DATA SUPPLIED:
# # # # #

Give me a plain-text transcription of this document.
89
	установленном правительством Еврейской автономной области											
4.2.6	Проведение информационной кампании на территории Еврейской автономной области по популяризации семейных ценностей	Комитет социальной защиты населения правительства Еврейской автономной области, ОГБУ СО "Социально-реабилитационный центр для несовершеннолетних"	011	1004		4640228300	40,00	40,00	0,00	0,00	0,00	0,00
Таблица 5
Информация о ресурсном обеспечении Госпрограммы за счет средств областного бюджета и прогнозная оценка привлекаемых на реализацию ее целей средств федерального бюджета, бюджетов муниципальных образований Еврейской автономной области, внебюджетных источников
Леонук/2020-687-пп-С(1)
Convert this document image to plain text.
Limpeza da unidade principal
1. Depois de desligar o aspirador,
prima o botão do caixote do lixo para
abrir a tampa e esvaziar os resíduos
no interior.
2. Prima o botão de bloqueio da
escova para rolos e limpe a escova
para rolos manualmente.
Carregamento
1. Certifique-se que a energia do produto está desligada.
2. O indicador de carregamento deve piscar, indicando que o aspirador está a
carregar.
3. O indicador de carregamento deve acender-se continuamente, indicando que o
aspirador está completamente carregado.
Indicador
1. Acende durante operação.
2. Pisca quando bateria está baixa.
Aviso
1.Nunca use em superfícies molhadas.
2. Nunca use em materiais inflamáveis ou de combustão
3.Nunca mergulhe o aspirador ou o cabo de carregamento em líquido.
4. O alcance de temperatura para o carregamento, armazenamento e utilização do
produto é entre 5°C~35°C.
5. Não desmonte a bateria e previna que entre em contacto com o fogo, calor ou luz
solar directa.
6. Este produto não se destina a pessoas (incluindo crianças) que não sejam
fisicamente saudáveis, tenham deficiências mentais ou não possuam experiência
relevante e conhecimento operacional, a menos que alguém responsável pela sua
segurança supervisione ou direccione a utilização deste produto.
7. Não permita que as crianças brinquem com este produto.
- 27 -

# # # # #

Each record above must be given again exactly.

FULL OUTPUT:
Give me a plain-text transcription of this document.
89
	установленном правительством Еврейской автономной области											
4.2.6	Проведение информационной кампании на территории Еврейской автономной области по популяризации семейных ценностей	Комитет социальной защиты населения правительства Еврейской автономной области, ОГБУ СО "Социально-реабилитационный центр для несовершеннолетних"	011	1004		4640228300	40,00	40,00	0,00	0,00	0,00	0,00
Таблица 5
Информация о ресурсном обеспечении Госпрограммы за счет средств областного бюджета и прогнозная оценка привлекаемых на реализацию ее целей средств федерального бюджета, бюджетов муниципальных образований Еврейской автономной области, внебюджетных источников
Леонук/2020-687-пп-С(1)
Convert this document image to plain text.
Limpeza da unidade principal
1. Depois de desligar o aspirador,
prima o botão do caixote do lixo para
abrir a tampa e esvaziar os resíduos
no interior.
2. Prima o botão de bloqueio da
escova para rolos e limpe a escova
para rolos manualmente.
Carregamento
1. Certifique-se que a energia do produto está desligada.
2. O indicador de carregamento deve piscar, indicando que o aspirador está a
carregar.
3. O indicador de carregamento deve acender-se continuamente, indicando que o
aspirador está completamente carregado.
Indicador
1. Acende durante operação.
2. Pisca quando bateria está baixa.
Aviso
1.Nunca use em superfícies molhadas.
2. Nunca use em materiais inflamáveis ou de combustão
3.Nunca mergulhe o aspirador ou o cabo de carregamento em líquido.
4. O alcance de temperatura para o carregamento, armazenamento e utilização do
produto é entre 5°C~35°C.
5. Não desmonte a bateria e previna que entre em contacto com o fogo, calor ou luz
solar directa.
6. Este produto não se destina a pessoas (incluindo crianças) que não sejam
fisicamente saudáveis, tenham deficiências mentais ou não possuam experiência
relevante e conhecimento operacional, a menos que alguém responsável pela sua
segurança supervisione ou direccione a utilização deste produto.
7. Não permita que as crianças brinquem com este produto.
- 27 -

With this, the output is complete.